**STATED GOAL**
Where the word "Елизавета" occurs in a line, return that line.

**TASK DATA**

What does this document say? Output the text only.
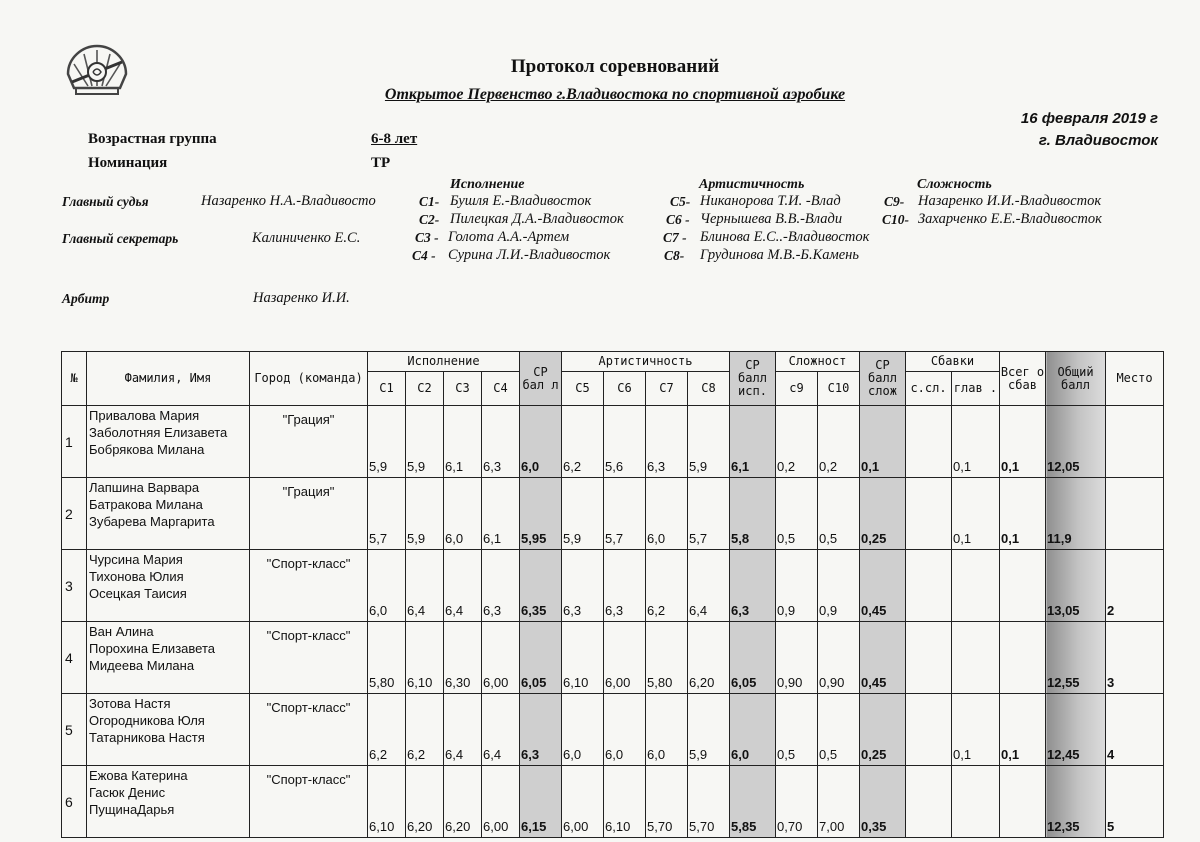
Протокол соревнований
Открытое Первенство г.Владивостока по спортивной аэробике
16 февраля 2019 г
г. Владивосток
Возрастная группа	6-8 лет
Номинация	ТР
Исполнение	Артистичность	Сложность
Главный судья	Назаренко Н.А.-Владивосто
Главный секретарь	Калиниченко Е.С.
Арбитр	Назаренко И.И.
C1- Бушля Е.-Владивосток
C2- Пилецкая Д.А.-Владивосток
C3 - Голота А.А.-Артем
C4 - Сурина Л.И.-Владивосток
C5- Никанорова Т.И. -Влад
C6 - Чернышева В.В.-Влади
C7 - Блинова Е.С..-Владивосток
C8- Грудинова М.В.-Б.Камень
C9- Назаренко И.И.-Владивосток
C10- Захарченко Е.Е.-Владивосток
№	Фамилия, Имя	Город (команда)	Исполнение				СР бал л	Артистичность				СР балл исп.	Сложност		СР балл слож	Сбавки		Всег о сбав	Общий балл	Место
			C1	C2	C3	C4		C5	C6	C7	C8		с9	C10		с.сл.	глав .			
1	Привалова Мария
Заболотняя Елизавета
Бобрякова Милана	"Грация"	5,9	5,9	6,1	6,3	6,0	6,2	5,6	6,3	5,9	6,1	0,2	0,2	0,1		0,1	0,1	12,05	
2	Лапшина Варвара
Батракова Милана
Зубарева Маргарита	"Грация"	5,7	5,9	6,0	6,1	5,95	5,9	5,7	6,0	5,7	5,8	0,5	0,5	0,25		0,1	0,1	11,9	
3	Чурсина Мария
Тихонова Юлия
Осецкая Таисия	"Спорт-класс"	6,0	6,4	6,4	6,3	6,35	6,3	6,3	6,2	6,4	6,3	0,9	0,9	0,45				13,05	2
4	Ван Алина
Порохина Елизавета
Мидеева Милана	"Спорт-класс"	5,80	6,10	6,30	6,00	6,05	6,10	6,00	5,80	6,20	6,05	0,90	0,90	0,45				12,55	3
5	Зотова Настя
Огородникова Юля
Татарникова Настя	"Спорт-класс"	6,2	6,2	6,4	6,4	6,3	6,0	6,0	6,0	5,9	6,0	0,5	0,5	0,25		0,1	0,1	12,45	4
6	Ежова Катерина
Гасюк Денис
ПущинаДарья	"Спорт-класс"	6,10	6,20	6,20	6,00	6,15	6,00	6,10	5,70	5,70	5,85	0,70	7,00	0,35				12,35	5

**TASK RESPONSE**
Заболотняя Елизавета
Порохина Елизавета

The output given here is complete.